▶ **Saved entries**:
-- Start --

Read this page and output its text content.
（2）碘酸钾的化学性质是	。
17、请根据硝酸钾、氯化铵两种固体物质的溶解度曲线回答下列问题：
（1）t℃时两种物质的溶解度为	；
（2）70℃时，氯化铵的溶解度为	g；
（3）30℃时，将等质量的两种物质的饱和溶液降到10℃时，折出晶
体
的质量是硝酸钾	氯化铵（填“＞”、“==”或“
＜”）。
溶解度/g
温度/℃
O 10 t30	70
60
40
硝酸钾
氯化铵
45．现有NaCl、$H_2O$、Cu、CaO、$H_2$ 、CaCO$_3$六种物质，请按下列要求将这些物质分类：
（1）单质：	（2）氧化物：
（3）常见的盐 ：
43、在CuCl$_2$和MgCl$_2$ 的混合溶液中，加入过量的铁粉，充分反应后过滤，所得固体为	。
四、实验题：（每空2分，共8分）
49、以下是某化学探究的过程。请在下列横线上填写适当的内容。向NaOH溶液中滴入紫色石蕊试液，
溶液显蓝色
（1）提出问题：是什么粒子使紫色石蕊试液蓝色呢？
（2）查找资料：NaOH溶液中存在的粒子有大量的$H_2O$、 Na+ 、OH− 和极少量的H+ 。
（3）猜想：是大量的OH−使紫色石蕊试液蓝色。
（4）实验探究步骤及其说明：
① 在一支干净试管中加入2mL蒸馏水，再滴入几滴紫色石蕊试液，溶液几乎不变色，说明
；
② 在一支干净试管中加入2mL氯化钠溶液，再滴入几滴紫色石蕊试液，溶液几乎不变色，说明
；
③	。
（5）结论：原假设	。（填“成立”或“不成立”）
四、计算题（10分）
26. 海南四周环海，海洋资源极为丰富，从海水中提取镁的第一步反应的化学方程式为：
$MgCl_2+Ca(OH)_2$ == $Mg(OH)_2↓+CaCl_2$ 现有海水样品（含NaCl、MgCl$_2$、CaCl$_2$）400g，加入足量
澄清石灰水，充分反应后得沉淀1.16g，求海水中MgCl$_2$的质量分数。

-- End --

▶ **PROBLEM REQUIREMENTS**: Each entry above is to be set down again in exactly the same words.

▶ **FULL ANSWER**:
Read this page and output its text content.
（2）碘酸钾的化学性质是	。
17、请根据硝酸钾、氯化铵两种固体物质的溶解度曲线回答下列问题：
（1）t℃时两种物质的溶解度为	；
（2）70℃时，氯化铵的溶解度为	g；
（3）30℃时，将等质量的两种物质的饱和溶液降到10℃时，折出晶
体
的质量是硝酸钾	氯化铵（填“＞”、“==”或“
＜”）。
溶解度/g
温度/℃
O 10 t30	70
60
40
硝酸钾
氯化铵
45．现有NaCl、$H_2O$、Cu、CaO、$H_2$ 、CaCO$_3$六种物质，请按下列要求将这些物质分类：
（1）单质：	（2）氧化物：
（3）常见的盐 ：
43、在CuCl$_2$和MgCl$_2$ 的混合溶液中，加入过量的铁粉，充分反应后过滤，所得固体为	。
四、实验题：（每空2分，共8分）
49、以下是某化学探究的过程。请在下列横线上填写适当的内容。向NaOH溶液中滴入紫色石蕊试液，
溶液显蓝色
（1）提出问题：是什么粒子使紫色石蕊试液蓝色呢？
（2）查找资料：NaOH溶液中存在的粒子有大量的$H_2O$、 Na+ 、OH− 和极少量的H+ 。
（3）猜想：是大量的OH−使紫色石蕊试液蓝色。
（4）实验探究步骤及其说明：
① 在一支干净试管中加入2mL蒸馏水，再滴入几滴紫色石蕊试液，溶液几乎不变色，说明
；
② 在一支干净试管中加入2mL氯化钠溶液，再滴入几滴紫色石蕊试液，溶液几乎不变色，说明
；
③	。
（5）结论：原假设	。（填“成立”或“不成立”）
四、计算题（10分）
26. 海南四周环海，海洋资源极为丰富，从海水中提取镁的第一步反应的化学方程式为：
$MgCl_2+Ca(OH)_2$ == $Mg(OH)_2↓+CaCl_2$ 现有海水样品（含NaCl、MgCl$_2$、CaCl$_2$）400g，加入足量
澄清石灰水，充分反应后得沉淀1.16g，求海水中MgCl$_2$的质量分数。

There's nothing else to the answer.